── Record excerpts

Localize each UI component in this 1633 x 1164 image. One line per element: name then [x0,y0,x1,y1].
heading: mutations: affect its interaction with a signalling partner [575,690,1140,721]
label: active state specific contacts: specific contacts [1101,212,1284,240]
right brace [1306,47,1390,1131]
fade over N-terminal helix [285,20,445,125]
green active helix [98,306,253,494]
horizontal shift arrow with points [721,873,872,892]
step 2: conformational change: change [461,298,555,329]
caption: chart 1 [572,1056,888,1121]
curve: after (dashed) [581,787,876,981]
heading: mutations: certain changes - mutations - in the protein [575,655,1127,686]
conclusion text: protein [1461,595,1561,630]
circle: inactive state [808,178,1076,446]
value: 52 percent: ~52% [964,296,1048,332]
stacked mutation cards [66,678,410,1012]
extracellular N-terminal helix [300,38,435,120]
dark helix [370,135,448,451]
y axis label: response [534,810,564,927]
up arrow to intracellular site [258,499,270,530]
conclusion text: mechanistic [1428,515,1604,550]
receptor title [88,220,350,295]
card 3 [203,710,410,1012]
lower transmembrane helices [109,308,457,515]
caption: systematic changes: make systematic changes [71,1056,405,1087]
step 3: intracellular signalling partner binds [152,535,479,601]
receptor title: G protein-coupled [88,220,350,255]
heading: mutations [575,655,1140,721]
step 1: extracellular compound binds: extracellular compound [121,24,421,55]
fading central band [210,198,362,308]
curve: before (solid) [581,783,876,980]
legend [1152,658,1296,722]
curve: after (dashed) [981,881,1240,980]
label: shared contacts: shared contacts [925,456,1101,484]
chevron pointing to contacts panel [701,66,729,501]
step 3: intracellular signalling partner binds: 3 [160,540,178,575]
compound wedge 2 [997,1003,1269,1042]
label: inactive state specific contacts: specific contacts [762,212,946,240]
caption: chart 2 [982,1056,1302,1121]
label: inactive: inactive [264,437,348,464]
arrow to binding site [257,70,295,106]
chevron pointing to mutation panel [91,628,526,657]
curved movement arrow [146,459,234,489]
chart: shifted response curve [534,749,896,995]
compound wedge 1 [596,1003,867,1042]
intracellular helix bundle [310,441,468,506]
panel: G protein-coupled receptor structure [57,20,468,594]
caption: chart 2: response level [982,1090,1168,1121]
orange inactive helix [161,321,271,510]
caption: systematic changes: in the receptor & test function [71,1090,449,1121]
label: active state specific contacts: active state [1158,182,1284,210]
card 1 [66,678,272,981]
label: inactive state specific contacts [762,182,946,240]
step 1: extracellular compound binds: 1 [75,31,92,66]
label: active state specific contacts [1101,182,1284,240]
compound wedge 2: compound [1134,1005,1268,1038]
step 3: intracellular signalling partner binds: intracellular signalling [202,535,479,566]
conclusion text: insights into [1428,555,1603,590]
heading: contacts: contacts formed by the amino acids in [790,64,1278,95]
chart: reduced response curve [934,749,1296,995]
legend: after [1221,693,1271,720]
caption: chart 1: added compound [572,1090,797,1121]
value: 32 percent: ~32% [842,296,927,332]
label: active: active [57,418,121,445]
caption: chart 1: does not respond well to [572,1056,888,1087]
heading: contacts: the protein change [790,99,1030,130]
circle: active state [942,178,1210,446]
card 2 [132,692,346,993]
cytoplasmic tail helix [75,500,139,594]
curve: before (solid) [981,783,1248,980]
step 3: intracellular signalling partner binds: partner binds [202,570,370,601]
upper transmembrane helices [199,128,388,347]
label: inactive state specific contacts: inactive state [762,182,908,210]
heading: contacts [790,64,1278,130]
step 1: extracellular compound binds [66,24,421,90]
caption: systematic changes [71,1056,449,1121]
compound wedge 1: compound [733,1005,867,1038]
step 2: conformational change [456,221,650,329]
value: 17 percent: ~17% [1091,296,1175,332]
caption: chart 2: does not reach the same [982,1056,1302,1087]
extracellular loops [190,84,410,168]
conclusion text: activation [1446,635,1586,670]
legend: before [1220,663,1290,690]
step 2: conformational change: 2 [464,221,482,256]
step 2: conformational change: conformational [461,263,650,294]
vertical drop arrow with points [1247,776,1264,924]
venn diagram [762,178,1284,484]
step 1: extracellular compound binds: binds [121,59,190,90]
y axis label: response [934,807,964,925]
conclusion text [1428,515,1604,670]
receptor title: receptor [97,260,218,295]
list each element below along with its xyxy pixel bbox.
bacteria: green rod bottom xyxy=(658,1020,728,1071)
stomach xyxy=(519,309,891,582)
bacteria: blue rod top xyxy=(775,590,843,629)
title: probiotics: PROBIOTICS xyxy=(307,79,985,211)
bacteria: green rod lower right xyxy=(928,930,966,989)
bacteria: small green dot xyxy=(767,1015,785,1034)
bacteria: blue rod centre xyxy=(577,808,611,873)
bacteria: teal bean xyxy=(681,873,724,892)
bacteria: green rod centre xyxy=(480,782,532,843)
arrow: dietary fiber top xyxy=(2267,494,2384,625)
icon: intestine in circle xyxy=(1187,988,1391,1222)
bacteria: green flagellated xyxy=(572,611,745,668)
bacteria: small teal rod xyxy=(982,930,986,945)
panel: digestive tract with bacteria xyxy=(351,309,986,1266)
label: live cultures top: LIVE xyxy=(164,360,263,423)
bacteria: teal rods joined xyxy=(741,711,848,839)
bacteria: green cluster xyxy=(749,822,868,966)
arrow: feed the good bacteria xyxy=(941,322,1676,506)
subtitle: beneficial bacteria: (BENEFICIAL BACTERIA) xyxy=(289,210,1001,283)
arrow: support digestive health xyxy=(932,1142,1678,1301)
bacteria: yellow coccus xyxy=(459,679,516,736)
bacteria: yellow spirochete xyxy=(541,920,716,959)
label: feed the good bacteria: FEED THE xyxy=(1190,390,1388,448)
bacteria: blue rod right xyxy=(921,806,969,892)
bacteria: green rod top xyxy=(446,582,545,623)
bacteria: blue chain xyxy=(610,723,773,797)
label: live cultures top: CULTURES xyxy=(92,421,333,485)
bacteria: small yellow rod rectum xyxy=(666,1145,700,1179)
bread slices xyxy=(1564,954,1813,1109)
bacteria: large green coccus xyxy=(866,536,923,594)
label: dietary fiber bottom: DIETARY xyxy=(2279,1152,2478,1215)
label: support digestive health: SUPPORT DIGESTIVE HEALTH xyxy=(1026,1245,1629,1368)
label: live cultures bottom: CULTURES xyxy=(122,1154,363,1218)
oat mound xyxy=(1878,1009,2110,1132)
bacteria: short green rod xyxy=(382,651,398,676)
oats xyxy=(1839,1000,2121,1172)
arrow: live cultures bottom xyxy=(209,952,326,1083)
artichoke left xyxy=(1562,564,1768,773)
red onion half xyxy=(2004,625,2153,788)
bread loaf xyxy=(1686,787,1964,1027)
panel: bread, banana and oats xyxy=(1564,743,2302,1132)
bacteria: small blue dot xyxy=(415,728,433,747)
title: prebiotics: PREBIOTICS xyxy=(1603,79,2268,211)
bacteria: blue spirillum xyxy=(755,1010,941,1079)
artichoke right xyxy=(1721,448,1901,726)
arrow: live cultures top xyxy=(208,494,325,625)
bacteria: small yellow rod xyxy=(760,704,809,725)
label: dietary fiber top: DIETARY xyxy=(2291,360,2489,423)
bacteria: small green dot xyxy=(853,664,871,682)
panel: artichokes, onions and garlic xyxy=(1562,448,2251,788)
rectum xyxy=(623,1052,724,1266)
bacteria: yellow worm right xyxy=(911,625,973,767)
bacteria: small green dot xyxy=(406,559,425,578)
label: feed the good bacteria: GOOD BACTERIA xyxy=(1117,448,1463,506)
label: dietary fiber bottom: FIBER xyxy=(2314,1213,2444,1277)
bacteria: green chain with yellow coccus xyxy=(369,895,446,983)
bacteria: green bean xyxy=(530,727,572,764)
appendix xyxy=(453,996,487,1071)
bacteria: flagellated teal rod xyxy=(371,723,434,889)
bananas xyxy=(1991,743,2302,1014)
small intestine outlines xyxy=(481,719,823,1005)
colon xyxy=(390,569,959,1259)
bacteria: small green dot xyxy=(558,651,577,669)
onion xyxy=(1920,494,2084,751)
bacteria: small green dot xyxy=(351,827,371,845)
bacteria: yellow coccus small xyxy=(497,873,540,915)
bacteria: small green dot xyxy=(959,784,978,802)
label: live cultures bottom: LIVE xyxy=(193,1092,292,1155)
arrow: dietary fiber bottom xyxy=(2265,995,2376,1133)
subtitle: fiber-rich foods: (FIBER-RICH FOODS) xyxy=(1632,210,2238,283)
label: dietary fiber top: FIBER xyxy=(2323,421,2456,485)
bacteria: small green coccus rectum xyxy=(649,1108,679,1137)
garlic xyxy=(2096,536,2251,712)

────

Directions | Read the entries above, then pull out the lines that include "caption".

Exercise response |
caption: chart 1 [572,1056,888,1121]
caption: systematic changes: make systematic changes [71,1056,405,1087]
caption: chart 2 [982,1056,1302,1121]
caption: chart 2: response level [982,1090,1168,1121]
caption: systematic changes: in the receptor & test function [71,1090,449,1121]
caption: chart 1: added compound [572,1090,797,1121]
caption: chart 1: does not respond well to [572,1056,888,1087]
caption: systematic changes [71,1056,449,1121]
caption: chart 2: does not reach the same [982,1056,1302,1087]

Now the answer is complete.